• EXCERPTED PASSAGE:
Since MRP4 transports arsenic metabolites such as dimethylarsenic acid, and polymorphic variants differ in their ability to do so, MRP4 SNPs potentially contribute to the risk of arsenic-induced toxicity and tumorigenesis . SNPs in ABCC4 also affect dose tolerance of 6-mercaptopurine in pediatric acute lymphoblastic leukemia .
MRP4 protects hematopoietic cells, both healthy and leukemic, against cytarabine, and counters the myelosuppressive effect of prolonged beta-lactam use . Conversely, the 3348A>G SNP in homozygous form predisposes to beta-lactam-induced neutropenia, and the 559G>T(G187W) nonsynonymous variant – which is fairly common in the Japanese population with a frequency of 12.5% – sensitizes cells to the active metabolite of irinotecan, SN-38 .

• TASK LIST:
a) Answer these questions from the MRP4 passage:
(i) Which arsenic metabolite does the passage name as transported by MRP4?
(ii) In what patient group do ABCC4 SNPs affect dose tolerance of 6-mercaptopurine?
(iii) How frequent is the 559G>T(G187W) variant in the Japanese population?
b) List every drug or drug class that the MRP4 passage mentions.
The lines that come after this passage have nothing to do with it.

• DATA FOR REVIEW:
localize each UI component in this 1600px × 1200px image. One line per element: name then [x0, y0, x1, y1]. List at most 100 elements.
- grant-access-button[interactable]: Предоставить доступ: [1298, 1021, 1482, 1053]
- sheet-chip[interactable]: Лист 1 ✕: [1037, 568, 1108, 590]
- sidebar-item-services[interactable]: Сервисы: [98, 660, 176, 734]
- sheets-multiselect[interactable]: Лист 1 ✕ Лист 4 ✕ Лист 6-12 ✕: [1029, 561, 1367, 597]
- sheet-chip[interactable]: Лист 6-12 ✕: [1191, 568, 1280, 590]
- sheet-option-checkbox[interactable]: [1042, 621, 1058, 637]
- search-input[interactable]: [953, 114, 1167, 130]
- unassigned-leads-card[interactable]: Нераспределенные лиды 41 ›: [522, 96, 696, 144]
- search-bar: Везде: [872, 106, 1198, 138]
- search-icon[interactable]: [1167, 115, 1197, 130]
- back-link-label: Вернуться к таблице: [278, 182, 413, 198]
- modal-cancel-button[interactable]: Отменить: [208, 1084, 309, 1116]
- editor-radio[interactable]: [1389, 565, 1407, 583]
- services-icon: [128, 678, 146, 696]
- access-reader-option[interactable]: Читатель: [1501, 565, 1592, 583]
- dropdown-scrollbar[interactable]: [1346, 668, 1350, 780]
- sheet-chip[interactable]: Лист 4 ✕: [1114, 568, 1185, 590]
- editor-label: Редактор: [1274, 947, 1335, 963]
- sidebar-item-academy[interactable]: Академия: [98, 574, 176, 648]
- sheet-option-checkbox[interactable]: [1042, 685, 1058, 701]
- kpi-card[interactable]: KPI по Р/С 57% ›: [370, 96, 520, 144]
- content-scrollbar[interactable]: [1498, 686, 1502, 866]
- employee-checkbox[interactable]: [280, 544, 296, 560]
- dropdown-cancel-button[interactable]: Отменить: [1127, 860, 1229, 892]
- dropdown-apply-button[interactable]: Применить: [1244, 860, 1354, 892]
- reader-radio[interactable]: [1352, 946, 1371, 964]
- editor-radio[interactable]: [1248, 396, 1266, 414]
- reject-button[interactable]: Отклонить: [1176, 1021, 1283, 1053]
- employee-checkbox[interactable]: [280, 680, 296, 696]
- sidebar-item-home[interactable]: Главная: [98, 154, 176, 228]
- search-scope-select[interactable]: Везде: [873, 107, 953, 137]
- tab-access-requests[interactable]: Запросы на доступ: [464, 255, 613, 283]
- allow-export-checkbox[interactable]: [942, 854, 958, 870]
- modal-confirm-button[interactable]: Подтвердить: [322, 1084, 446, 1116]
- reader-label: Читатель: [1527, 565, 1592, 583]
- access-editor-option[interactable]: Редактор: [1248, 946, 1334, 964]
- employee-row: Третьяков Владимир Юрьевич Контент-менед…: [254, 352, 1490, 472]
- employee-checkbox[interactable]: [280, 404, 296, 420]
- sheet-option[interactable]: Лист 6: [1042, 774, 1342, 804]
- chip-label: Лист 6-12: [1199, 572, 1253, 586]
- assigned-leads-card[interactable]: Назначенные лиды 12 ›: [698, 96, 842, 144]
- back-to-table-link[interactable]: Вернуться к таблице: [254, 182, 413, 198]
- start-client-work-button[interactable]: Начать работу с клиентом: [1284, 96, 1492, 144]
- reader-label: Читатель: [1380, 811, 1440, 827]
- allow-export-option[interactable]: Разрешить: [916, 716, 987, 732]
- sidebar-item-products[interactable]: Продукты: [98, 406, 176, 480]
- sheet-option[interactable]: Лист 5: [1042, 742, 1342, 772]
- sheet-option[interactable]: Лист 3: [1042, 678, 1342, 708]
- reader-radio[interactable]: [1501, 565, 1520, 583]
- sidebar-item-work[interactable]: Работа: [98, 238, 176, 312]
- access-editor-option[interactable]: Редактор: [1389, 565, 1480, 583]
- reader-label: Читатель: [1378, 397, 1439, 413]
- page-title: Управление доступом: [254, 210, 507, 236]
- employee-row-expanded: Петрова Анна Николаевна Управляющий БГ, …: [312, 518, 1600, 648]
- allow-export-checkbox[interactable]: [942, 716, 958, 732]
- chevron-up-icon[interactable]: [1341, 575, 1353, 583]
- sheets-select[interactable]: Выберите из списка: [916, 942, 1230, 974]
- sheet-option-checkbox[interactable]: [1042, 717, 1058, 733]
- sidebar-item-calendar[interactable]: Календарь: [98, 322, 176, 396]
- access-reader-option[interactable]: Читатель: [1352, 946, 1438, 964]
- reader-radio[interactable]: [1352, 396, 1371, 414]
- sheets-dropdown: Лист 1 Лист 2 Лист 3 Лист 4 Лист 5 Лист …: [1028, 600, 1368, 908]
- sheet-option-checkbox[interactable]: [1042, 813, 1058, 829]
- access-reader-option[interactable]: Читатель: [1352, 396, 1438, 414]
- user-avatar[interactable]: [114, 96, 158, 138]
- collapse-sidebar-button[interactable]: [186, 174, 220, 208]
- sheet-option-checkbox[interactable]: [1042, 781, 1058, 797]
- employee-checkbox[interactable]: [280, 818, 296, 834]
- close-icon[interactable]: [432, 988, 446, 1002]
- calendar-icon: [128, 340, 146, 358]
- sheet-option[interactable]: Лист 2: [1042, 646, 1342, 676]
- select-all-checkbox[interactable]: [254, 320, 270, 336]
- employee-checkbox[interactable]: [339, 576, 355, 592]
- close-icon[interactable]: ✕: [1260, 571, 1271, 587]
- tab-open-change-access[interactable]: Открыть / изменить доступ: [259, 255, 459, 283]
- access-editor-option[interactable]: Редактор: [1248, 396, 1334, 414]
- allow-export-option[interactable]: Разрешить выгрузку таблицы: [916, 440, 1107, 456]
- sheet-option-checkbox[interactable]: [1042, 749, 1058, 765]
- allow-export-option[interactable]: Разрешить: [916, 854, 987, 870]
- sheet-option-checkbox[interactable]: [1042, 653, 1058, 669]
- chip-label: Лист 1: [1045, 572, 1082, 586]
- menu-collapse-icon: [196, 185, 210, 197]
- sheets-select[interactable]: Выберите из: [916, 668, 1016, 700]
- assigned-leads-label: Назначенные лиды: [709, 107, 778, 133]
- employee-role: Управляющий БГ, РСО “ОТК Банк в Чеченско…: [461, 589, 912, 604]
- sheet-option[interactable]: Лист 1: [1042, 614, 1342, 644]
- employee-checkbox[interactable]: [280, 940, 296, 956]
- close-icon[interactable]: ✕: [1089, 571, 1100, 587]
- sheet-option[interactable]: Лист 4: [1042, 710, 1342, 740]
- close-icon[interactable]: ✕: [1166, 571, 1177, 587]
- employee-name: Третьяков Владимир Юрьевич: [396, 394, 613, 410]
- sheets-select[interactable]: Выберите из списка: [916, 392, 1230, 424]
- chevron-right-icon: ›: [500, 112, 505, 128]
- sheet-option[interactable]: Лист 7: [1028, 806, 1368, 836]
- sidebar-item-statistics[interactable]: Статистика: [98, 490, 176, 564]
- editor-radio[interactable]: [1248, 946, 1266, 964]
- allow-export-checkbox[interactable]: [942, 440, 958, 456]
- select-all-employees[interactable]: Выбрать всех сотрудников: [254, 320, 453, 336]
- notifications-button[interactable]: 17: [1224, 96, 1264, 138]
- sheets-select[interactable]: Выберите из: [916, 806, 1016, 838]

• YOUR WRITTEN ANSWERS:
a)
(i) Dimethylarsenic acid
(ii) Pediatric acute lymphoblastic leukemia
(iii) 12.5%

b)
6-mercaptopurine
cytarabine
beta-lactams
irinotecan